> WHAT TO WORK ON:
Report each line of the data that has "Size" somewhere in it.

> DATASET EXCERPTS:
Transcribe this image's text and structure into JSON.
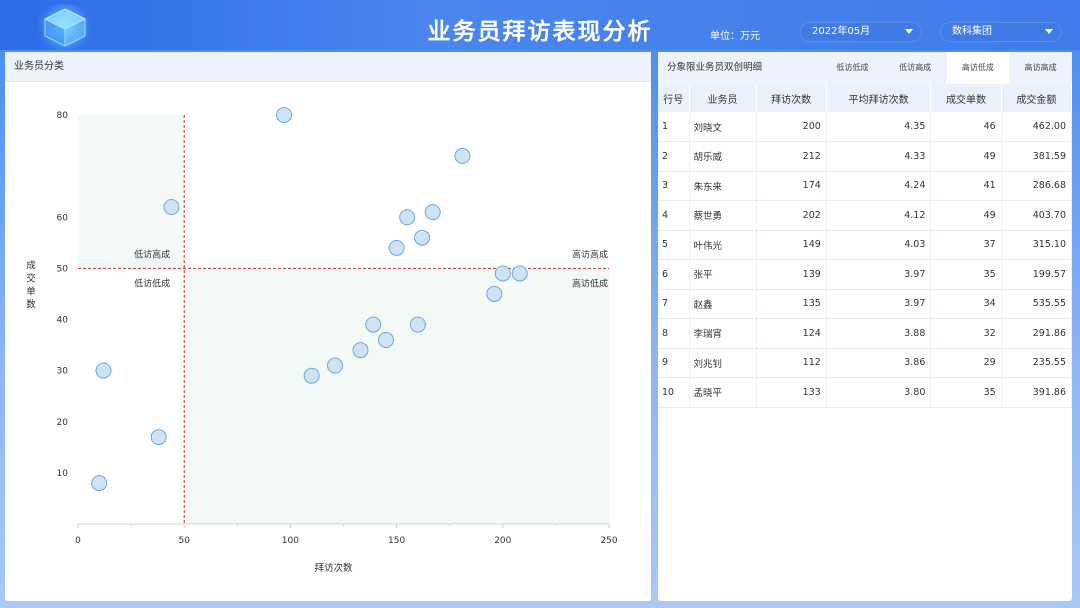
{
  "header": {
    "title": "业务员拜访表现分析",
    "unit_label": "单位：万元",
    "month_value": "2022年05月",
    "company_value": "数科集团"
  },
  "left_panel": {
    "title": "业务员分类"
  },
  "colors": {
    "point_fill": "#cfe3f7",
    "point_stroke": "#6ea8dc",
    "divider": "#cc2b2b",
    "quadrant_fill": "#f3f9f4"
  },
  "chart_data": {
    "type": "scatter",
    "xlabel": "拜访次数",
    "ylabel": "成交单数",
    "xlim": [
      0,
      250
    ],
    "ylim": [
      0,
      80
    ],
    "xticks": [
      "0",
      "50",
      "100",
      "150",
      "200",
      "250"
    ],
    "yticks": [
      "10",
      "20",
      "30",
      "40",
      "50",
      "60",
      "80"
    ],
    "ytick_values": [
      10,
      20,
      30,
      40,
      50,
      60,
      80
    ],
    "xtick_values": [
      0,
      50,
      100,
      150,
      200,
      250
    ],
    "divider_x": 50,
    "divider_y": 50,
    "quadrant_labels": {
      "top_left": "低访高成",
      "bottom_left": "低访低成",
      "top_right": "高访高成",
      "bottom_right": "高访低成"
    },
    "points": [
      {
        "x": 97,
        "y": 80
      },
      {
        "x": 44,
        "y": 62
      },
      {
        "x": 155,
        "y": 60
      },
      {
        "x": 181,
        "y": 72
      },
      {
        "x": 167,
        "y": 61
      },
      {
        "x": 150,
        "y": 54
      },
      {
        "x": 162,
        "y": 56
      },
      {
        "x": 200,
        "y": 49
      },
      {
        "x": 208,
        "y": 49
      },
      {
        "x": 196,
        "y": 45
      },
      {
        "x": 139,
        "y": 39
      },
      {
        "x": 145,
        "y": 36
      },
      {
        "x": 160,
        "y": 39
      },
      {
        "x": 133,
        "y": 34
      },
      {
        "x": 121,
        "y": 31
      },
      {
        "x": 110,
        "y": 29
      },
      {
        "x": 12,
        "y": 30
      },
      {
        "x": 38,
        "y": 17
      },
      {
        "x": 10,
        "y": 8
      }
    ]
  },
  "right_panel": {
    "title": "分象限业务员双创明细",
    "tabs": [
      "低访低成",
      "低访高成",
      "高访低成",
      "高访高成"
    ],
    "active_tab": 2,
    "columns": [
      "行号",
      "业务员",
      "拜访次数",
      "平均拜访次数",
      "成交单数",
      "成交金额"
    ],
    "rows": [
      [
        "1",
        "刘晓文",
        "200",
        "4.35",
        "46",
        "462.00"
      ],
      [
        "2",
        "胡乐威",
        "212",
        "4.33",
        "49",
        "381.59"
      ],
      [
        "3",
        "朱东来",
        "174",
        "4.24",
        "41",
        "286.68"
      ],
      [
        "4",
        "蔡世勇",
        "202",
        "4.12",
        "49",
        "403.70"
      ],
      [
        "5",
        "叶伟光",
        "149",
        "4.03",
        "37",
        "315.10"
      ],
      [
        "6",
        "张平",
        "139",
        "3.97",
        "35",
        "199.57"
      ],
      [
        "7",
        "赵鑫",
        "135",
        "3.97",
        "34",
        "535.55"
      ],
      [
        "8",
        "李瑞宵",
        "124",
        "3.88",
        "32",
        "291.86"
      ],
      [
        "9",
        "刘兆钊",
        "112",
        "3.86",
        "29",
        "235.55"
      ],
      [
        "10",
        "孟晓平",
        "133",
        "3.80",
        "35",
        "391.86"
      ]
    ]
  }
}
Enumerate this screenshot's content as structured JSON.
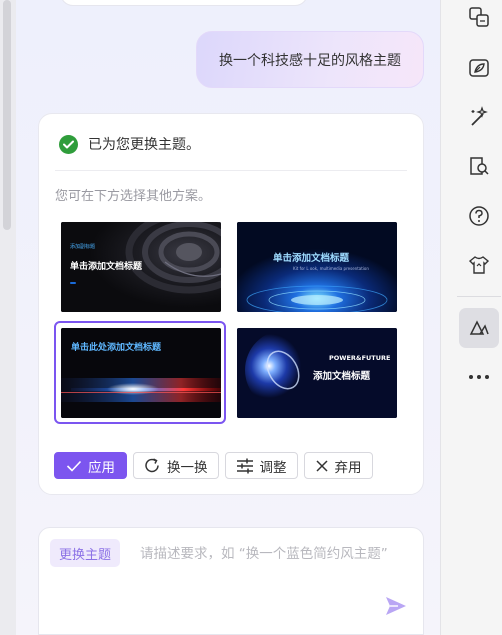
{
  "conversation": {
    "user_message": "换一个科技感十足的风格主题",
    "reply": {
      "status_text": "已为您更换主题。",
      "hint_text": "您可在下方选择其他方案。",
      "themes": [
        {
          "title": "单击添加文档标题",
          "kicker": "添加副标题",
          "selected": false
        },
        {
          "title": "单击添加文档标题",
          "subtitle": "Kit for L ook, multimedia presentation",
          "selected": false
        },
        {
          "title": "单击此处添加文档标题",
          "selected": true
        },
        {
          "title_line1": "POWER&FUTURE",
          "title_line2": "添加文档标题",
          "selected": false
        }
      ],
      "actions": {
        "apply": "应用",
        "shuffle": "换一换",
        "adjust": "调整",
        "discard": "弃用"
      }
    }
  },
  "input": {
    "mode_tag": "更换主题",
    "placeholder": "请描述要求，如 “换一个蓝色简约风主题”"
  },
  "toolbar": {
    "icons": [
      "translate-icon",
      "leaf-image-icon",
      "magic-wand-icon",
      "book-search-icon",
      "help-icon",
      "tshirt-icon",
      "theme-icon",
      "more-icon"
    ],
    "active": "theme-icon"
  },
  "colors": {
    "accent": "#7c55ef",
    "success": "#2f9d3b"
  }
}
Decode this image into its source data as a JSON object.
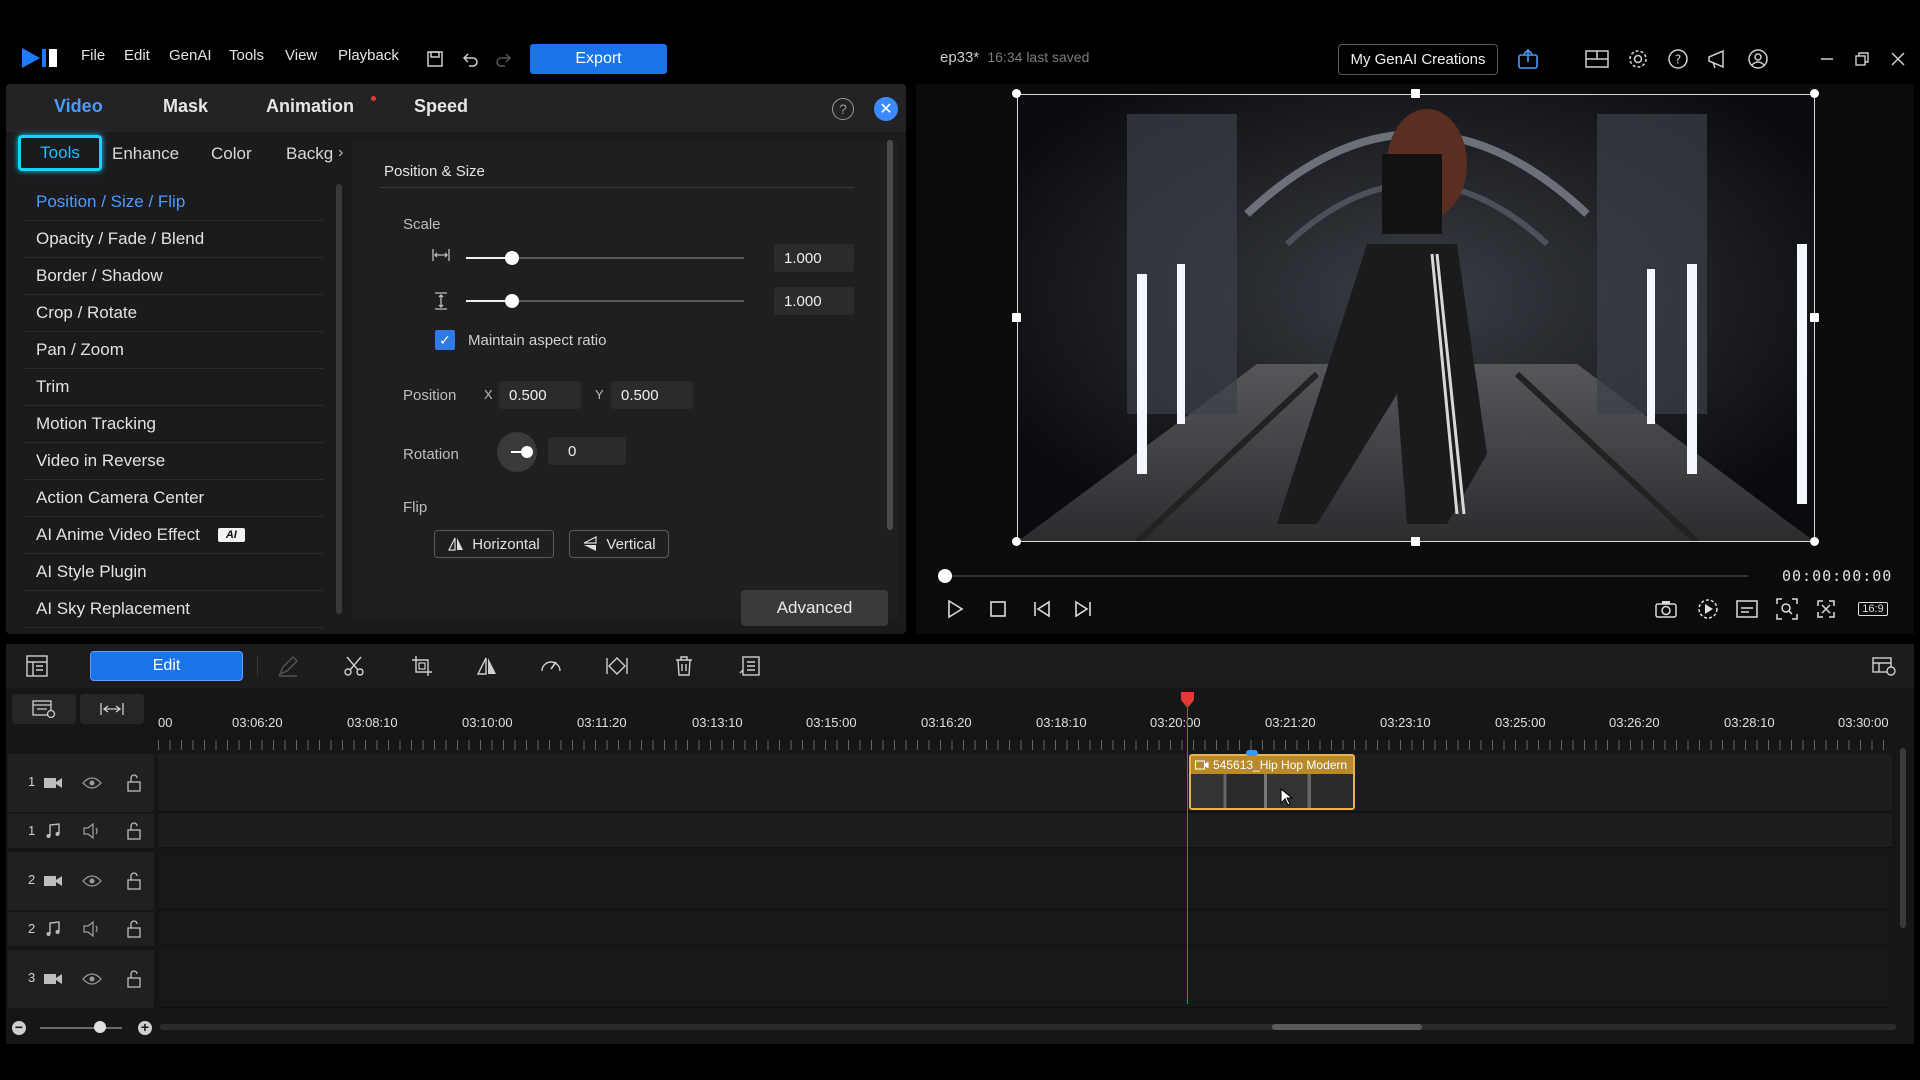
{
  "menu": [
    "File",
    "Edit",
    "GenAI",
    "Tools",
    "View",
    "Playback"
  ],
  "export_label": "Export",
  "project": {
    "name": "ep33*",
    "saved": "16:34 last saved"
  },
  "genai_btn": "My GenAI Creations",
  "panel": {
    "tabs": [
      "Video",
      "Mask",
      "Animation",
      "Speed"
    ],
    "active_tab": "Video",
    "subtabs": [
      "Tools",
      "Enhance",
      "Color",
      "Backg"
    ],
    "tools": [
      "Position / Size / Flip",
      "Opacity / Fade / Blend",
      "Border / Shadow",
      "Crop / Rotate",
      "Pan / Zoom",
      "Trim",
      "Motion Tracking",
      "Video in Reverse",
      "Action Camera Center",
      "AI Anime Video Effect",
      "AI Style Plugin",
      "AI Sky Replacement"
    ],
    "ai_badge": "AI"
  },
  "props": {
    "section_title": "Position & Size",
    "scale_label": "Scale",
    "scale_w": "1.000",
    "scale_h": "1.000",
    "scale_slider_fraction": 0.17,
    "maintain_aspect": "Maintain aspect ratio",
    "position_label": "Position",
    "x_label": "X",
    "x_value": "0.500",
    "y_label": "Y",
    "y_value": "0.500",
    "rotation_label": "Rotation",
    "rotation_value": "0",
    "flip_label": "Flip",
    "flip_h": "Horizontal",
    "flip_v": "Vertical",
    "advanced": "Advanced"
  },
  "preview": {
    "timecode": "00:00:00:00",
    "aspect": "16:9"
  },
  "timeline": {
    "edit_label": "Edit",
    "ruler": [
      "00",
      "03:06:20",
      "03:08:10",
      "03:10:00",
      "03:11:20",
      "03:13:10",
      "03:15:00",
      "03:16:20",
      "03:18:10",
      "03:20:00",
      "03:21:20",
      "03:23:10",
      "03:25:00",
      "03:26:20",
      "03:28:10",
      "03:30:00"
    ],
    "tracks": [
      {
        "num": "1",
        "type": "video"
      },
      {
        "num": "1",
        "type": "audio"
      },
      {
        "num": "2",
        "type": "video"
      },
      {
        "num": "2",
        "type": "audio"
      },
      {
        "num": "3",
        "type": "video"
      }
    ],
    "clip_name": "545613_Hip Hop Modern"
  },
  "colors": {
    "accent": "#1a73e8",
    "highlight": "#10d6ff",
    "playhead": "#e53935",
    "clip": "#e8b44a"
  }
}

* * *

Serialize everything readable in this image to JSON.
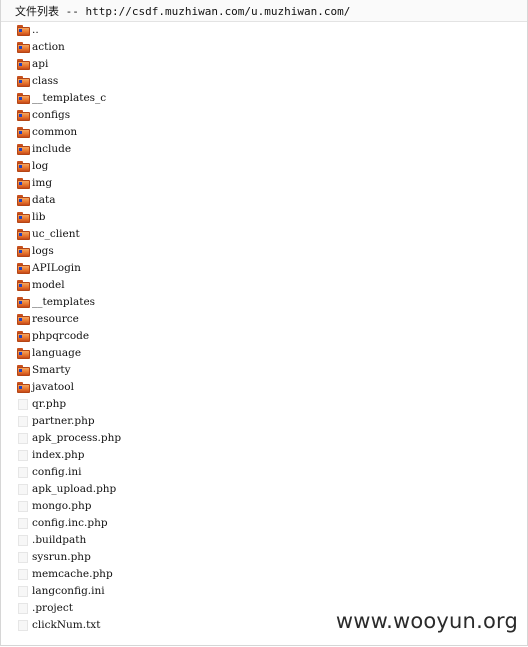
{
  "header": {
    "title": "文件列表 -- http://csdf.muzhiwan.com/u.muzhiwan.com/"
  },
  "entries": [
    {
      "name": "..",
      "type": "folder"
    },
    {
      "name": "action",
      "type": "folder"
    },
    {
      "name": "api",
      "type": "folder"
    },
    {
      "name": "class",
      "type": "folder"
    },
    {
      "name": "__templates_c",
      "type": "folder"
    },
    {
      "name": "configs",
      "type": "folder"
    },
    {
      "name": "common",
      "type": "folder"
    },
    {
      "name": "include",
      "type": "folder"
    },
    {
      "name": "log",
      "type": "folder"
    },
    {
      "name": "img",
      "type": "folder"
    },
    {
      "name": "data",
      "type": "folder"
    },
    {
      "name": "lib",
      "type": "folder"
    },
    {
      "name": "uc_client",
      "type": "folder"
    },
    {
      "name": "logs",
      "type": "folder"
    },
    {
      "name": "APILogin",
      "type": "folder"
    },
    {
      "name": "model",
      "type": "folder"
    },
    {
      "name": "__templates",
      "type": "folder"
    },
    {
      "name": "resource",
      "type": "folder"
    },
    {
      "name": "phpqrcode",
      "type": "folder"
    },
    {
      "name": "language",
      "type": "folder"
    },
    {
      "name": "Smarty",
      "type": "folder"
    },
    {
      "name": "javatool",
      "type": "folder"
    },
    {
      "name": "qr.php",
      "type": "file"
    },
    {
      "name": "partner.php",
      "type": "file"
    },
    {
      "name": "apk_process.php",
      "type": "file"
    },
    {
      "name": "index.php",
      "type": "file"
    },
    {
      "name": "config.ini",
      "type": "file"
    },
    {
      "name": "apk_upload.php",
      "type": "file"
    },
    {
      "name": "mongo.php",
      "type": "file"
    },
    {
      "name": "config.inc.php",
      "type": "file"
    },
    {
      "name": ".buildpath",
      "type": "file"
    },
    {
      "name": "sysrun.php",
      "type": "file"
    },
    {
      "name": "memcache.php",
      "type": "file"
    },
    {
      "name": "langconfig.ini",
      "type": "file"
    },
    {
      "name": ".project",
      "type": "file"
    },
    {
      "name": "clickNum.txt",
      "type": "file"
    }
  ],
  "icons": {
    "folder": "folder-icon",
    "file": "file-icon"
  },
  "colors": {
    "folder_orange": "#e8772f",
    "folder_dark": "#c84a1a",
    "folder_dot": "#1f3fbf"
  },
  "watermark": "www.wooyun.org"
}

> EXPECTED OUTPUT:
      "Position / Size / Flip",
    "section_title": "Position & Size",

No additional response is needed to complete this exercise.